Dataset items
=====
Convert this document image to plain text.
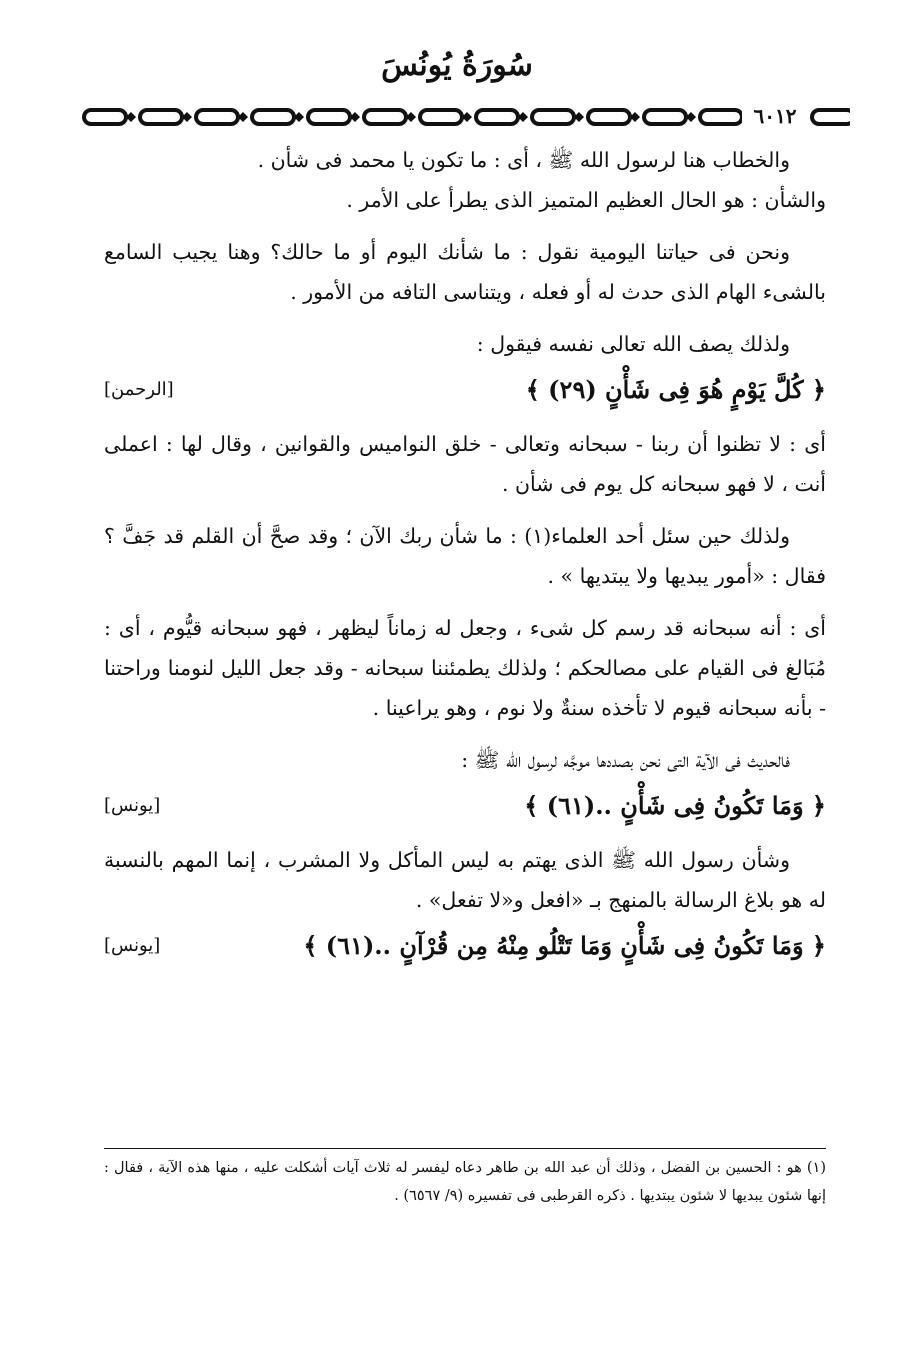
سُورَةُ يُونُسَ
٦٠١٢

والخطاب هنا لرسول الله ﷺ ، أى : ما تكون يا محمد فى شأن .

والشأن : هو الحال العظيم المتميز الذى يطرأ على الأمر .

ونحن فى حياتنا اليومية نقول : ما شأنك اليوم أو ما حالك؟ وهنا يجيب السامع بالشىء الهام الذى حدث له أو فعله ، ويتناسى التافه من الأمور .

ولذلك يصف الله تعالى نفسه فيقول :

﴿ كُلَّ يَوْمٍ هُوَ فِى شَأْنٍ (٢٩) ﴾
[الرحمن]

أى : لا تظنوا أن ربنا - سبحانه وتعالى - خلق النواميس والقوانين ، وقال لها : اعملى أنت ، لا فهو سبحانه كل يوم فى شأن .

ولذلك حين سئل أحد العلماء(١) : ما شأن ربك الآن ؛ وقد صحَّ أن القلم قد جَفَّ ؟ فقال : «أمور يبديها ولا يبتديها » .

أى : أنه سبحانه قد رسم كل شىء ، وجعل له زماناً ليظهر ، فهو سبحانه قيُّوم ، أى : مُبَالغ فى القيام على مصالحكم ؛ ولذلك يطمئننا سبحانه - وقد جعل الليل لنومنا وراحتنا - بأنه سبحانه قيوم لا تأخذه سنةٌ ولا نوم ، وهو يراعينا .

فالحديث فى الآية التى نحن بصددها موجَّه لرسول الله ﷺ :

﴿ وَمَا تَكُونُ فِى شَأْنٍ ..(٦١) ﴾
[يونس]

وشأن رسول الله ﷺ الذى يهتم به ليس المأكل ولا المشرب ، إنما المهم بالنسبة له هو بلاغ الرسالة بالمنهج بـ «افعل و«لا تفعل» .

﴿ وَمَا تَكُونُ فِى شَأْنٍ وَمَا تَتْلُو مِنْهُ مِن قُرْآنٍ ..(٦١) ﴾
[يونس]
(١) هو : الحسين بن الفضل ، وذلك أن عبد الله بن طاهر دعاه ليفسر له ثلاث آيات أشكلت عليه ، منها هذه الآية ، فقال : إنها شئون يبديها لا شئون يبتديها . ذكره القرطبى فى تفسيره (٩/ ٦٥٦٧) .
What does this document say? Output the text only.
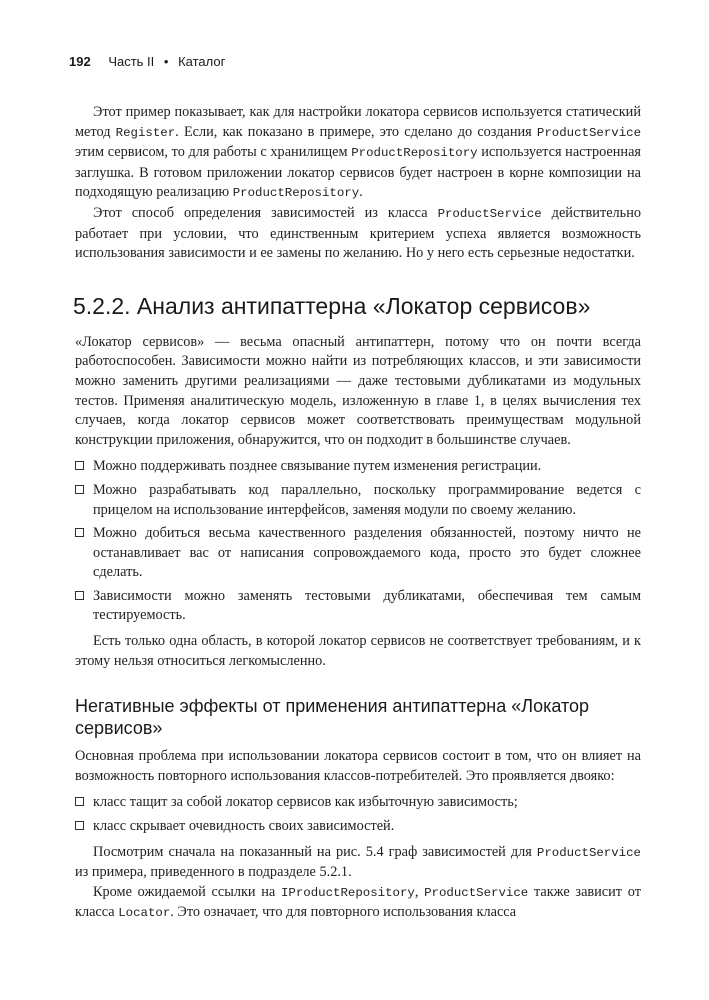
192 Часть II • Каталог

Этот пример показывает, как для настройки локатора сервисов используется статический метод Register. Если, как показано в примере, это сделано до создания ProductService этим сервисом, то для работы с хранилищем ProductRepository используется настроенная заглушка. В готовом приложении локатор сервисов будет настроен в корне композиции на подходящую реализацию ProductRepository.

Этот способ определения зависимостей из класса ProductService действительно работает при условии, что единственным критерием успеха является возможность использования зависимости и ее замены по желанию. Но у него есть серьезные недостатки.

5.2.2. Анализ антипаттерна «Локатор сервисов»

«Локатор сервисов» — весьма опасный антипаттерн, потому что он почти всегда работоспособен. Зависимости можно найти из потребляющих классов, и эти зависимости можно заменить другими реализациями — даже тестовыми дубликатами из модульных тестов. Применяя аналитическую модель, изложенную в главе 1, в целях вычисления тех случаев, когда локатор сервисов может соответствовать преимуществам модульной конструкции приложения, обнаружится, что он подходит в большинстве случаев.

Можно поддерживать позднее связывание путем изменения регистрации.
Можно разрабатывать код параллельно, поскольку программирование ведется с прицелом на использование интерфейсов, заменяя модули по своему желанию.
Можно добиться весьма качественного разделения обязанностей, поэтому ничто не останавливает вас от написания сопровождаемого кода, просто это будет сложнее сделать.
Зависимости можно заменять тестовыми дубликатами, обеспечивая тем самым тестируемость.

Есть только одна область, в которой локатор сервисов не соответствует требованиям, и к этому нельзя относиться легкомысленно.

Негативные эффекты от применения антипаттерна «Локатор сервисов»

Основная проблема при использовании локатора сервисов состоит в том, что он влияет на возможность повторного использования классов-потребителей. Это проявляется двояко:

класс тащит за собой локатор сервисов как избыточную зависимость;
класс скрывает очевидность своих зависимостей.

Посмотрим сначала на показанный на рис. 5.4 граф зависимостей для ProductService из примера, приведенного в подразделе 5.2.1.

Кроме ожидаемой ссылки на IProductRepository, ProductService также зависит от класса Locator. Это означает, что для повторного использования класса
=====
» Set problem:
Copy whichever lines in the listing above contain the word "класса".

» Response to the exercise:
Этот способ определения зависимостей из класса ProductService действительно работает при условии, что единственным критерием успеха является возможность использования зависимости и ее замены по желанию. Но у него есть серьезные недостатки.
Кроме ожидаемой ссылки на IProductRepository, ProductService также зависит от класса Locator. Это означает, что для повторного использования класса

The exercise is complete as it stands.